### WRITTEN TASK A
Answer these questions about the spit roaster thread, one per line:
(i) At how many rpm does the spit that striker's father owns turn?
(ii) According to 308, about how many people does a whole lamb feed?
(iii) What capacity does P38 give for 44ga steel drums?

### PASSAGE PROVIDED
-- begin --
# Firearms and Shooting > Projects and Home Builds >  Building a spit roaster

## Tristan

Hey guys! Now I've come up with a great idea to slowly put together my own spit roaster, now who has made one if anyone, and if so what did you use for the gas set up, motor to turn the beast etc, I've got many ideas running through my head but the more the merrier, I don't want to be a life savings build just built on a budget by built well so far I'm thinking just a folded bottom section 1400Lx600Wx500-550H more hight so I can fit flame tammers in the bottom and something to direct dripping fat into a container to aid cleaning lid will be around 400 high it's more the motor and gas set up I need ideas for

----------


## Maca49

Para flex motor gearbox if you can find an old one, getting it to revolve at a slow RPM 1-4 revs per minute is hard without money, money makes it easy, or lots of chains and sprockets, motor and gearbox.

----------


## veitnamcam

The motors on little jap import trucks that fold the deck sides in an out are perfect.
Or a windscreen wiper motor and some v belt pulleys

----------


## 308

I've got a mate that has one built out of the two sides of a 44gallon drum split down the length
LPG Gas burner, removable drip tray, 12v stepdown motor which can run off a car battery or a cellphone charger type plug (so it can travel if need be).
A whole lamb feeds about 30-35 people

He's a party guy so it suits him well but it's not the sort of thing he uses every day

----------


## striker

the old man has one, a piece of ex dairy factory stainless aircon duct 800 dia, running a vat stirrer motor through a 90degree reduction gearbox. 4 rpm. lpg gas burner tube
its still the best design of the spits ive seen, it was built nearly 27 years ago

----------


## john m

Been using this one for about 30 yrs. Burn wood in the drum and take out the embers that fall through the mesh. Just under 1 RPM.

----------


## veitnamcam

Only improvement to make is 12v motor to run anywhere, tho I guess you could use an inverter?

----------


## P38

Tristan

44ga Steel drums (200L for you young fellas) make bloody good spit roasters.

Go visit the local scrap metal man and they will sort you out the steel you may need for bugger all.

Buy a cast iron gas ring from the warehouse or any of the Chinese clearance shops or see if you can get a cheap BBQ off trade me and use the burners out of that.

If you've got a lid on your spit roaster then the gas ring or burners, only need to be located down one end of the drum so the meat cooks by convection heat rather than direct heat.

A windscreen wiper motor  from the wreckers and a the gears off an old 10 speed bike will provide the power. 

Check this vid out to get the idea.
-- end --
### WRITTEN TASK B
In the records, format the lines from the one containing "bar-2024-03-31 <box>1009 212 1038 602</box>" up to and including the one containing "right-tick-label: 40 <box>1094" as a JSON list of strings, with one string per line.

### STORED DATA
-- begin --
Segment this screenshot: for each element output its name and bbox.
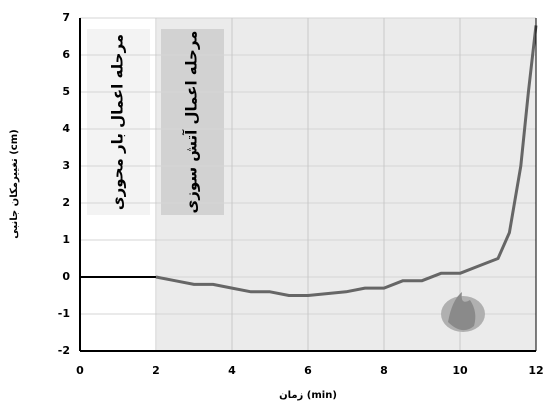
y-tick-label: 2 — [62, 196, 70, 209]
x-tick-label: 10 — [452, 364, 468, 377]
y-tick-label: -2 — [58, 344, 70, 357]
x-tick-label: 2 — [152, 364, 160, 377]
x-tick-label: 8 — [380, 364, 388, 377]
annotation: مرحله اعمال بار محوری — [109, 34, 127, 210]
y-tick-label: 0 — [62, 270, 70, 283]
y-tick-label: 3 — [62, 159, 70, 172]
y-tick-label: 1 — [62, 233, 70, 246]
y-tick-label: 4 — [62, 122, 70, 135]
chart: مرحله اعمال بار محوری مرحله اعمال آتش سو… — [0, 0, 544, 403]
x-tick-label: 12 — [528, 364, 543, 377]
x-tick-label: 6 — [304, 364, 312, 377]
x-tick-label: 0 — [76, 364, 84, 377]
x-axis-label: زمان (min) — [279, 390, 337, 401]
annotation: مرحله اعمال آتش سوزی — [183, 31, 201, 214]
y-tick-label: 5 — [62, 85, 70, 98]
y-tick-label: 7 — [62, 11, 70, 24]
y-tick-label: 6 — [62, 48, 70, 61]
y-tick-label: -1 — [58, 307, 70, 320]
x-tick-label: 4 — [228, 364, 236, 377]
y-axis-label: تغییرمکان جانبی (cm) — [9, 129, 20, 238]
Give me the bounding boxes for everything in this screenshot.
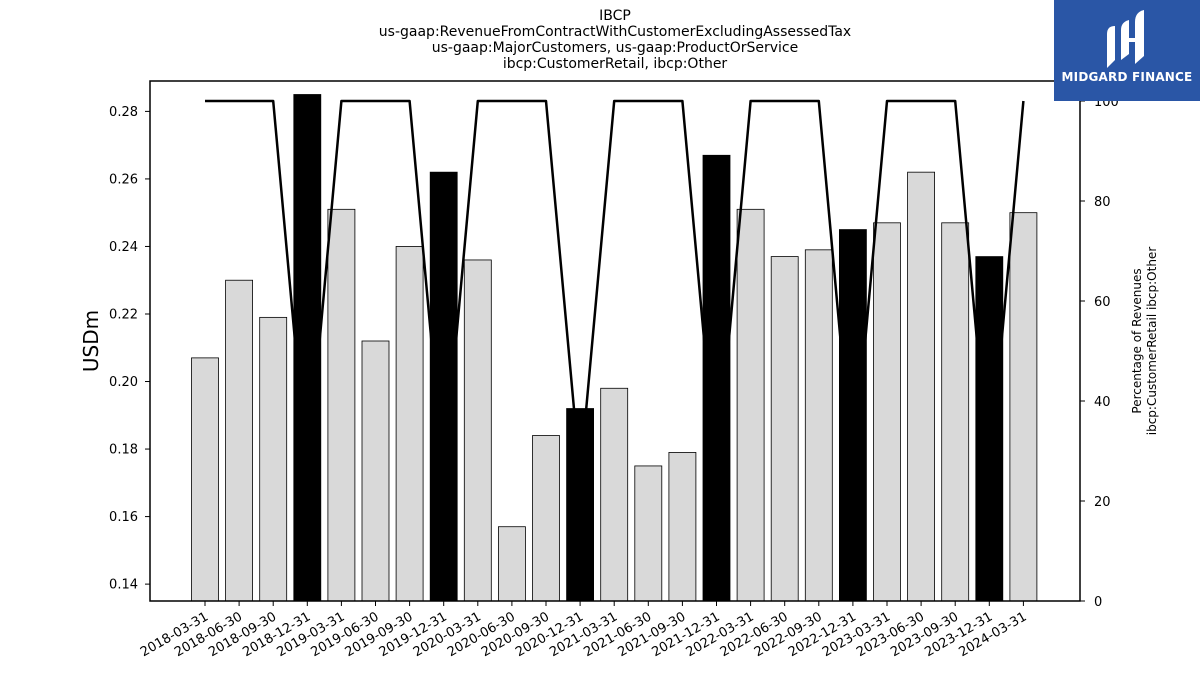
bar-2024-03-31 <box>1009 212 1038 602</box>
left-tick-label: 0.28 <box>109 105 138 120</box>
bar-2022-06-30 <box>770 256 799 602</box>
bar-2023-09-30 <box>941 222 970 602</box>
left-tick-label: 0.14 <box>109 578 138 593</box>
right-tick-label: 40 <box>1094 395 1111 410</box>
left-axis-ticks: 0.14 0.16 0.18 0.20 0.22 0.24 0.26 0.28 <box>109 105 150 593</box>
left-tick-label: 0.20 <box>109 375 138 390</box>
title-line-4: ibcp:CustomerRetail, ibcp:Other <box>502 56 728 72</box>
bar-2022-03-31 <box>736 208 765 602</box>
bar-2023-06-30 <box>907 171 935 602</box>
axes <box>149 80 1081 602</box>
logo-mark-icon <box>1107 10 1144 68</box>
title-line-3: us-gaap:MajorCustomers, us-gaap:ProductO… <box>431 40 799 56</box>
left-tick-label: 0.24 <box>109 240 138 255</box>
title-line-2: us-gaap:RevenueFromContractWithCustomerE… <box>378 24 852 40</box>
bar-series <box>191 94 1038 602</box>
bar-2018-06-30 <box>225 279 254 602</box>
bar-2020-12-31 <box>566 408 594 602</box>
left-tick-label: 0.22 <box>109 307 138 322</box>
chart-title: IBCP us-gaap:RevenueFromContractWithCust… <box>150 8 1080 72</box>
bar-2021-03-31 <box>600 387 629 602</box>
left-tick-label: 0.16 <box>109 510 138 525</box>
bar-2019-03-31 <box>327 208 356 602</box>
bar-2022-12-31 <box>839 229 867 602</box>
bar-2023-12-31 <box>975 256 1004 602</box>
bar-2018-09-30 <box>259 316 288 602</box>
title-line-1: IBCP <box>599 8 631 24</box>
left-tick-label: 0.18 <box>109 443 138 458</box>
logo-text: MIDGARD FINANCE <box>1061 70 1193 84</box>
y-axis-label-left: USDm <box>79 310 103 372</box>
plot-frame <box>149 80 1081 602</box>
right-tick-label: 20 <box>1094 495 1111 510</box>
right-tick-label: 80 <box>1094 195 1111 210</box>
bar-2019-09-30 <box>395 246 424 602</box>
bar-2023-03-31 <box>873 222 901 602</box>
brand-logo: MIDGARD FINANCE <box>1054 0 1200 101</box>
bar-2020-09-30 <box>532 435 560 602</box>
y-axis-label-right-line-2: ibcp:CustomerRetail ibcp:Other <box>1145 247 1159 436</box>
bar-2021-06-30 <box>634 465 663 602</box>
bar-2022-09-30 <box>804 249 833 602</box>
bar-2020-03-31 <box>463 259 492 602</box>
bar-2018-03-31 <box>191 357 219 602</box>
bar-2021-09-30 <box>668 452 697 602</box>
right-tick-label: 0 <box>1094 595 1102 610</box>
bar-2019-06-30 <box>361 340 390 602</box>
bar-2020-06-30 <box>497 526 526 602</box>
percentage-line <box>205 99 1025 478</box>
y-axis-label-right-line-1: Percentage of Revenues <box>1130 268 1144 413</box>
y-axis-label-right: Percentage of Revenues ibcp:CustomerReta… <box>1130 247 1159 436</box>
x-axis-ticks: 2018-03-312018-06-302018-09-302018-12-31… <box>138 601 1029 660</box>
bar-2018-12-31 <box>293 94 322 602</box>
right-tick-label: 60 <box>1094 295 1111 310</box>
percentage-line-series <box>205 99 1025 478</box>
bar-2019-12-31 <box>429 171 458 602</box>
left-tick-label: 0.26 <box>109 172 138 187</box>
-- end --
### WORKED ANSWER A
(i) 4 rpm
(ii) About 30-35 people
(iii) 200L

### WORKED ANSWER B
[
  "bar-2024-03-31 <box>1009 212 1038 602</box>",
  "left-tick-label: 0.28 <box>109 105 138 120</box>",
  "bar-2022-06-30 <box>770 256 799 602</box>",
  "bar-2023-09-30 <box>941 222 970 602</box>",
  "left-tick-label: 0.14 <box>109 578 138 593</box>",
  "right-tick-label: 40 <box>1094 395 1111 410</box>"
]